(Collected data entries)
******************************
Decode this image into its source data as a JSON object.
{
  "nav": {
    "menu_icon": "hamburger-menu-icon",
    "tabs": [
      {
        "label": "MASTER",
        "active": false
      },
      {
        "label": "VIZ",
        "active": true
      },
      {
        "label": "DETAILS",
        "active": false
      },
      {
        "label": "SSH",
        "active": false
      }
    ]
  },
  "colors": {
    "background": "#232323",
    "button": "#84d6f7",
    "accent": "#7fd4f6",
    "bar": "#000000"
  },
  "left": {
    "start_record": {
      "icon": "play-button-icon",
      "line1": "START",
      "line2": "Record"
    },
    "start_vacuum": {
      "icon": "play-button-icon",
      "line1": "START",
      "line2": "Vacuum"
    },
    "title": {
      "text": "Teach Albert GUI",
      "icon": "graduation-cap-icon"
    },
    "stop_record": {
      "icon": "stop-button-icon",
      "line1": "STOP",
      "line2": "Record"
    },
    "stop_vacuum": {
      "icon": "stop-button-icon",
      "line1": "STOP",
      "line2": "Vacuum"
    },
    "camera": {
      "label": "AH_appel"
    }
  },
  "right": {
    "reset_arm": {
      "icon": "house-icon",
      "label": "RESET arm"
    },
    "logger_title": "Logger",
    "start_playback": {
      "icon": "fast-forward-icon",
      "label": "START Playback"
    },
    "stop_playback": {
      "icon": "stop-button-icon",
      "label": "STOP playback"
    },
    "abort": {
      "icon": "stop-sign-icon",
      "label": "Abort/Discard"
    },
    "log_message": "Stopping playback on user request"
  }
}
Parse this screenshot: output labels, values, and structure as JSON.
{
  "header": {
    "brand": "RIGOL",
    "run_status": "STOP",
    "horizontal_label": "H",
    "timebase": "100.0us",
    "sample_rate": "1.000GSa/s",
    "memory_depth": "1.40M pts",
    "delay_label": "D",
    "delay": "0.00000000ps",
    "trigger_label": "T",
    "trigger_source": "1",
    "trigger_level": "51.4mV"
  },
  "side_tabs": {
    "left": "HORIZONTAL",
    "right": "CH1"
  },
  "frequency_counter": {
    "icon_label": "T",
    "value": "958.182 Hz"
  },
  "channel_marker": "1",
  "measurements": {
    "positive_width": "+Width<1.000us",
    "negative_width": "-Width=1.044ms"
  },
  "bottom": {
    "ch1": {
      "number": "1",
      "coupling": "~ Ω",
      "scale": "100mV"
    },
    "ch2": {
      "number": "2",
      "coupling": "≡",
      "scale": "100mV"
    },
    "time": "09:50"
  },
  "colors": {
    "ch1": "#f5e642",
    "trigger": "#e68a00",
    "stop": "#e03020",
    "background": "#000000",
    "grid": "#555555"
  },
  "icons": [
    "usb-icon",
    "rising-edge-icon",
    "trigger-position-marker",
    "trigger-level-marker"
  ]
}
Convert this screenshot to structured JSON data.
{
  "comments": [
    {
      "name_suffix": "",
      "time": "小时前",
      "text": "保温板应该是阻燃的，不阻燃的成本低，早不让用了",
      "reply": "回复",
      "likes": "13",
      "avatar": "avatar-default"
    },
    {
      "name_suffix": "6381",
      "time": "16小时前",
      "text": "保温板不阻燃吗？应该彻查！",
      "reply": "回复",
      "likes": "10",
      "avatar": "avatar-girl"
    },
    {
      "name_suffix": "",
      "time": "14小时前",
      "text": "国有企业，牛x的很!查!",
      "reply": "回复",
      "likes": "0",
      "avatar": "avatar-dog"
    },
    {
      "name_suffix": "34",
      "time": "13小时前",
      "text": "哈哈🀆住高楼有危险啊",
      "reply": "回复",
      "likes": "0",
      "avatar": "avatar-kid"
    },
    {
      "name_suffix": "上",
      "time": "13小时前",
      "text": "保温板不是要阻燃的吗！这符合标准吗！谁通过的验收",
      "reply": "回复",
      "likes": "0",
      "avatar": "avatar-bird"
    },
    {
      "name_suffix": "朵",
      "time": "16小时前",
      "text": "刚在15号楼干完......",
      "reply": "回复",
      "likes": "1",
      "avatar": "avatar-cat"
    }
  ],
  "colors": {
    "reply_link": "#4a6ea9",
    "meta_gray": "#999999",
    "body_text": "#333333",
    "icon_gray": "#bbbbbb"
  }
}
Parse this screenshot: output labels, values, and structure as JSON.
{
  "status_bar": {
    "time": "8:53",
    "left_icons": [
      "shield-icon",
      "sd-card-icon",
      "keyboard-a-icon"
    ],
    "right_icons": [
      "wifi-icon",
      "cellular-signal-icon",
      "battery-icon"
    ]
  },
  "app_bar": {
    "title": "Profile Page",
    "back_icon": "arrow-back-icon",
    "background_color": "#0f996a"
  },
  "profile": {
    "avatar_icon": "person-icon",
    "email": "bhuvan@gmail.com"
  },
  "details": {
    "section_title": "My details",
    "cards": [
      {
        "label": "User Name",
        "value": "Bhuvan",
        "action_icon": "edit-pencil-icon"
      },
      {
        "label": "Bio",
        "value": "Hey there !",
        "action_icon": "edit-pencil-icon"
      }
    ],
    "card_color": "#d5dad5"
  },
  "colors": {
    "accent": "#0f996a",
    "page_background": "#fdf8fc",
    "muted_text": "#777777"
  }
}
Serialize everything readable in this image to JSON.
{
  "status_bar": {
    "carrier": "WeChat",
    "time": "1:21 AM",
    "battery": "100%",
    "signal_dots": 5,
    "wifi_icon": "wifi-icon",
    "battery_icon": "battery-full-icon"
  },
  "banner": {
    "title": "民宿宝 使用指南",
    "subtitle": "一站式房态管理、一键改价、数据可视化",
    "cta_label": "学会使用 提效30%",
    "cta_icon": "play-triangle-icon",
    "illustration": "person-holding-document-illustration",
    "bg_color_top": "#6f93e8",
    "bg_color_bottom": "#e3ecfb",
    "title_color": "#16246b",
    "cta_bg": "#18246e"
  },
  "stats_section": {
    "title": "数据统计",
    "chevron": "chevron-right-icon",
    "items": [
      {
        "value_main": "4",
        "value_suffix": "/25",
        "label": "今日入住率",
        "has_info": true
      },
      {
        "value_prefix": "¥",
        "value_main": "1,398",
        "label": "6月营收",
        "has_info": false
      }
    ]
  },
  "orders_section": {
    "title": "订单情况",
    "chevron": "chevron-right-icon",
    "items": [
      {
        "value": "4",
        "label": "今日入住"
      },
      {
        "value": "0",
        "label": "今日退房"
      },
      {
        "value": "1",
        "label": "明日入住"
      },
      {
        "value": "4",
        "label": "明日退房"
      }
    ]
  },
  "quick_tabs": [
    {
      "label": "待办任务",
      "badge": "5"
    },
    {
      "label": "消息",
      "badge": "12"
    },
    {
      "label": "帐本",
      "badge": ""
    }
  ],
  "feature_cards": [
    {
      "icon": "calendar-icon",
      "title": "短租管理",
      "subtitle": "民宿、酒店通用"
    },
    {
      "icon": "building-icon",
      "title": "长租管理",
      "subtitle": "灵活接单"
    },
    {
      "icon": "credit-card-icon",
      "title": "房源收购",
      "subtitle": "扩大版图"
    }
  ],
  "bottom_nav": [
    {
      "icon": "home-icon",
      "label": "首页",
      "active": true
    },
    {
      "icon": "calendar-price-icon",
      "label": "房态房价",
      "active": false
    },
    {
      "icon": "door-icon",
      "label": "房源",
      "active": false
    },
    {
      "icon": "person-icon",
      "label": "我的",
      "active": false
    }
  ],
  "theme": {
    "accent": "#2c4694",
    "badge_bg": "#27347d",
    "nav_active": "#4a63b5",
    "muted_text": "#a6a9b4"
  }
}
******************************
### Given problem
Using the data above, reproduce every line exactly.

### Final result
Decode this image into its source data as a JSON object.
{
  "nav": {
    "menu_icon": "hamburger-menu-icon",
    "tabs": [
      {
        "label": "MASTER",
        "active": false
      },
      {
        "label": "VIZ",
        "active": true
      },
      {
        "label": "DETAILS",
        "active": false
      },
      {
        "label": "SSH",
        "active": false
      }
    ]
  },
  "colors": {
    "background": "#232323",
    "button": "#84d6f7",
    "accent": "#7fd4f6",
    "bar": "#000000"
  },
  "left": {
    "start_record": {
      "icon": "play-button-icon",
      "line1": "START",
      "line2": "Record"
    },
    "start_vacuum": {
      "icon": "play-button-icon",
      "line1": "START",
      "line2": "Vacuum"
    },
    "title": {
      "text": "Teach Albert GUI",
      "icon": "graduation-cap-icon"
    },
    "stop_record": {
      "icon": "stop-button-icon",
      "line1": "STOP",
      "line2": "Record"
    },
    "stop_vacuum": {
      "icon": "stop-button-icon",
      "line1": "STOP",
      "line2": "Vacuum"
    },
    "camera": {
      "label": "AH_appel"
    }
  },
  "right": {
    "reset_arm": {
      "icon": "house-icon",
      "label": "RESET arm"
    },
    "logger_title": "Logger",
    "start_playback": {
      "icon": "fast-forward-icon",
      "label": "START Playback"
    },
    "stop_playback": {
      "icon": "stop-button-icon",
      "label": "STOP playback"
    },
    "abort": {
      "icon": "stop-sign-icon",
      "label": "Abort/Discard"
    },
    "log_message": "Stopping playback on user request"
  }
}
Parse this screenshot: output labels, values, and structure as JSON.
{
  "header": {
    "brand": "RIGOL",
    "run_status": "STOP",
    "horizontal_label": "H",
    "timebase": "100.0us",
    "sample_rate": "1.000GSa/s",
    "memory_depth": "1.40M pts",
    "delay_label": "D",
    "delay": "0.00000000ps",
    "trigger_label": "T",
    "trigger_source": "1",
    "trigger_level": "51.4mV"
  },
  "side_tabs": {
    "left": "HORIZONTAL",
    "right": "CH1"
  },
  "frequency_counter": {
    "icon_label": "T",
    "value": "958.182 Hz"
  },
  "channel_marker": "1",
  "measurements": {
    "positive_width": "+Width<1.000us",
    "negative_width": "-Width=1.044ms"
  },
  "bottom": {
    "ch1": {
      "number": "1",
      "coupling": "~ Ω",
      "scale": "100mV"
    },
    "ch2": {
      "number": "2",
      "coupling": "≡",
      "scale": "100mV"
    },
    "time": "09:50"
  },
  "colors": {
    "ch1": "#f5e642",
    "trigger": "#e68a00",
    "stop": "#e03020",
    "background": "#000000",
    "grid": "#555555"
  },
  "icons": [
    "usb-icon",
    "rising-edge-icon",
    "trigger-position-marker",
    "trigger-level-marker"
  ]
}
Convert this screenshot to structured JSON data.
{
  "comments": [
    {
      "name_suffix": "",
      "time": "小时前",
      "text": "保温板应该是阻燃的，不阻燃的成本低，早不让用了",
      "reply": "回复",
      "likes": "13",
      "avatar": "avatar-default"
    },
    {
      "name_suffix": "6381",
      "time": "16小时前",
      "text": "保温板不阻燃吗？应该彻查！",
      "reply": "回复",
      "likes": "10",
      "avatar": "avatar-girl"
    },
    {
      "name_suffix": "",
      "time": "14小时前",
      "text": "国有企业，牛x的很!查!",
      "reply": "回复",
      "likes": "0",
      "avatar": "avatar-dog"
    },
    {
      "name_suffix": "34",
      "time": "13小时前",
      "text": "哈哈🀆住高楼有危险啊",
      "reply": "回复",
      "likes": "0",
      "avatar": "avatar-kid"
    },
    {
      "name_suffix": "上",
      "time": "13小时前",
      "text": "保温板不是要阻燃的吗！这符合标准吗！谁通过的验收",
      "reply": "回复",
      "likes": "0",
      "avatar": "avatar-bird"
    },
    {
      "name_suffix": "朵",
      "time": "16小时前",
      "text": "刚在15号楼干完......",
      "reply": "回复",
      "likes": "1",
      "avatar": "avatar-cat"
    }
  ],
  "colors": {
    "reply_link": "#4a6ea9",
    "meta_gray": "#999999",
    "body_text": "#333333",
    "icon_gray": "#bbbbbb"
  }
}
Parse this screenshot: output labels, values, and structure as JSON.
{
  "status_bar": {
    "time": "8:53",
    "left_icons": [
      "shield-icon",
      "sd-card-icon",
      "keyboard-a-icon"
    ],
    "right_icons": [
      "wifi-icon",
      "cellular-signal-icon",
      "battery-icon"
    ]
  },
  "app_bar": {
    "title": "Profile Page",
    "back_icon": "arrow-back-icon",
    "background_color": "#0f996a"
  },
  "profile": {
    "avatar_icon": "person-icon",
    "email": "bhuvan@gmail.com"
  },
  "details": {
    "section_title": "My details",
    "cards": [
      {
        "label": "User Name",
        "value": "Bhuvan",
        "action_icon": "edit-pencil-icon"
      },
      {
        "label": "Bio",
        "value": "Hey there !",
        "action_icon": "edit-pencil-icon"
      }
    ],
    "card_color": "#d5dad5"
  },
  "colors": {
    "accent": "#0f996a",
    "page_background": "#fdf8fc",
    "muted_text": "#777777"
  }
}
Serialize everything readable in this image to JSON.
{
  "status_bar": {
    "carrier": "WeChat",
    "time": "1:21 AM",
    "battery": "100%",
    "signal_dots": 5,
    "wifi_icon": "wifi-icon",
    "battery_icon": "battery-full-icon"
  },
  "banner": {
    "title": "民宿宝 使用指南",
    "subtitle": "一站式房态管理、一键改价、数据可视化",
    "cta_label": "学会使用 提效30%",
    "cta_icon": "play-triangle-icon",
    "illustration": "person-holding-document-illustration",
    "bg_color_top": "#6f93e8",
    "bg_color_bottom": "#e3ecfb",
    "title_color": "#16246b",
    "cta_bg": "#18246e"
  },
  "stats_section": {
    "title": "数据统计",
    "chevron": "chevron-right-icon",
    "items": [
      {
        "value_main": "4",
        "value_suffix": "/25",
        "label": "今日入住率",
        "has_info": true
      },
      {
        "value_prefix": "¥",
        "value_main": "1,398",
        "label": "6月营收",
        "has_info": false
      }
    ]
  },
  "orders_section": {
    "title": "订单情况",
    "chevron": "chevron-right-icon",
    "items": [
      {
        "value": "4",
        "label": "今日入住"
      },
      {
        "value": "0",
        "label": "今日退房"
      },
      {
        "value": "1",
        "label": "明日入住"
      },
      {
        "value": "4",
        "label": "明日退房"
      }
    ]
  },
  "quick_tabs": [
    {
      "label": "待办任务",
      "badge": "5"
    },
    {
      "label": "消息",
      "badge": "12"
    },
    {
      "label": "帐本",
      "badge": ""
    }
  ],
  "feature_cards": [
    {
      "icon": "calendar-icon",
      "title": "短租管理",
      "subtitle": "民宿、酒店通用"
    },
    {
      "icon": "building-icon",
      "title": "长租管理",
      "subtitle": "灵活接单"
    },
    {
      "icon": "credit-card-icon",
      "title": "房源收购",
      "subtitle": "扩大版图"
    }
  ],
  "bottom_nav": [
    {
      "icon": "home-icon",
      "label": "首页",
      "active": true
    },
    {
      "icon": "calendar-price-icon",
      "label": "房态房价",
      "active": false
    },
    {
      "icon": "door-icon",
      "label": "房源",
      "active": false
    },
    {
      "icon": "person-icon",
      "label": "我的",
      "active": false
    }
  ],
  "theme": {
    "accent": "#2c4694",
    "badge_bg": "#27347d",
    "nav_active": "#4a63b5",
    "muted_text": "#a6a9b4"
  }
}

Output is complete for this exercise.